··· ENTRIES SHOWN ···

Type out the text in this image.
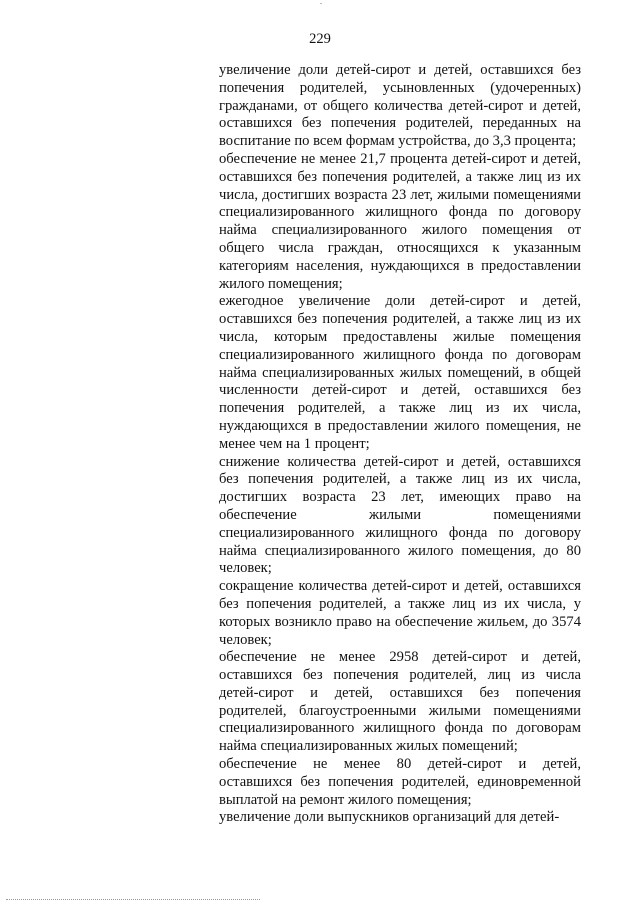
229

увеличение доли детей-сирот и детей, оставшихся без попечения родителей, усыновленных (удочеренных) гражданами, от общего количества детей-сирот и детей, оставшихся без попечения родителей, переданных на воспитание по всем формам устройства, до 3,3 процента;

обеспечение не менее 21,7 процента детей-сирот и детей, оставшихся без попечения родителей, а также лиц из их числа, достигших возраста 23 лет, жилыми помещениями специализированного жилищного фонда по договору найма специализированного жилого помещения от общего числа граждан, относящихся к указанным категориям населения, нуждающихся в предоставлении жилого помещения;

ежегодное увеличение доли детей-сирот и детей, оставшихся без попечения родителей, а также лиц из их числа, которым предоставлены жилые помещения специализированного жилищного фонда по договорам найма специализированных жилых помещений, в общей численности детей-сирот и детей, оставшихся без попечения родителей, а также лиц из их числа, нуждающихся в предоставлении жилого помещения, не менее чем на 1 процент;

снижение количества детей-сирот и детей, оставшихся без попечения родителей, а также лиц из их числа, достигших возраста 23 лет, имеющих право на обеспечение жилыми помещениями специализированного жилищного фонда по договору найма специализированного жилого помещения, до 80 человек;

сокращение количества детей-сирот и детей, оставшихся без попечения родителей, а также лиц из их числа, у которых возникло право на обеспечение жильем, до 3574 человек;

обеспечение не менее 2958 детей-сирот и детей, оставшихся без попечения родителей, лиц из числа детей-сирот и детей, оставшихся без попечения родителей, благоустроенными жилыми помещениями специализированного жилищного фонда по договорам найма специализированных жилых помещений;

обеспечение не менее 80 детей-сирот и детей, оставшихся без попечения родителей, единовременной выплатой на ремонт жилого помещения;

увеличение доли выпускников организаций для детей-
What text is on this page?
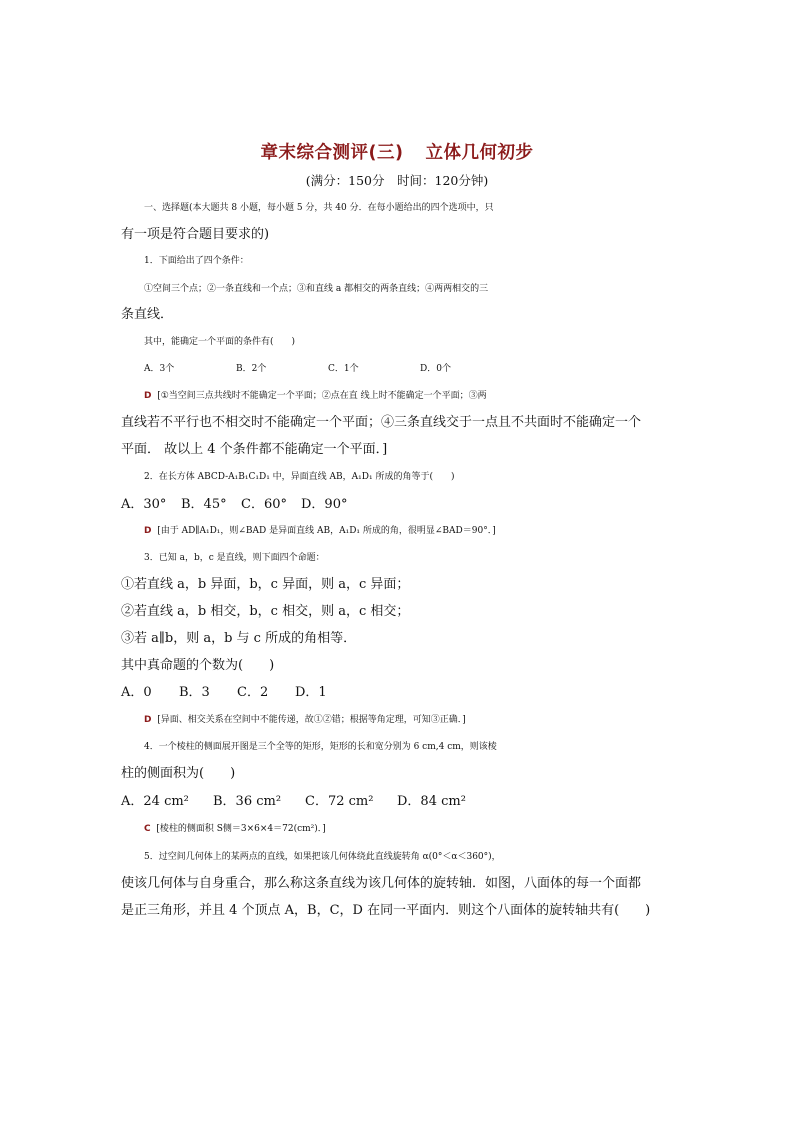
章末综合测评(三) 立体几何初步
(满分：150分　时间：120分钟)
一、选择题(本大题共 8 小题，每小题 5 分，共 40 分．在每小题给出的四个选项中，只
有一项是符合题目要求的)
1．下面给出了四个条件：
①空间三个点；②一条直线和一个点；③和直线 a 都相交的两条直线；④两两相交的三
条直线．
其中，能确定一个平面的条件有(　　)
A．3个	B．2个	C．1个	D．0个
D [①当空间三点共线时不能确定一个平面；②点在直 线上时不能确定一个平面；③两
直线若不平行也不相交时不能确定一个平面；④三条直线交于一点且不共面时不能确定一个
平面． 故以上 4 个条件都不能确定一个平面．]
2．在长方体 ABCD-A₁B₁C₁D₁ 中，异面直线 AB，A₁D₁ 所成的角等于(　　)
A．30° B．45° C．60° D．90°
D [由于 AD∥A₁D₁，则∠BAD 是异面直线 AB，A₁D₁ 所成的角，很明显∠BAD＝90°．]
3．已知 a，b，c 是直线，则下面四个命题：
①若直线 a，b 异面，b，c 异面，则 a，c 异面；
②若直线 a，b 相交，b，c 相交，则 a，c 相交；
③若 a∥b，则 a，b 与 c 所成的角相等．
其中真命题的个数为(　　)
A．0 B．3 C．2 D．1
D [异面、相交关系在空间中不能传递，故①②错；根据等角定理，可知③正确．]
4．一个棱柱的侧面展开图是三个全等的矩形，矩形的长和宽分别为 6 cm,4 cm，则该棱
柱的侧面积为(　　)
A．24 cm² B．36 cm² C．72 cm² D．84 cm²
C [棱柱的侧面积 S侧＝3×6×4＝72(cm²)．]
5．过空间几何体上的某两点的直线，如果把该几何体绕此直线旋转角 α(0°＜α＜360°)，
使该几何体与自身重合，那么称这条直线为该几何体的旋转轴．如图，八面体的每一个面都
是正三角形，并且 4 个顶点 A，B，C，D 在同一平面内．则这个八面体的旋转轴共有(　　)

···

§ **GIVEN INSTRUCTION**: Identify every line where the string "человек" appears.

§ **TASK ANSWER**:
снижение количества детей-сирот и детей, оставшихся без попечения родителей, а также лиц из их числа, достигших возраста 23 лет, имеющих право на обеспечение жилыми помещениями специализированного жилищного фонда по договору найма специализированного жилого помещения, до 80 человек;
сокращение количества детей-сирот и детей, оставшихся без попечения родителей, а также лиц из их числа, у которых возникло право на обеспечение жильем, до 3574 человек;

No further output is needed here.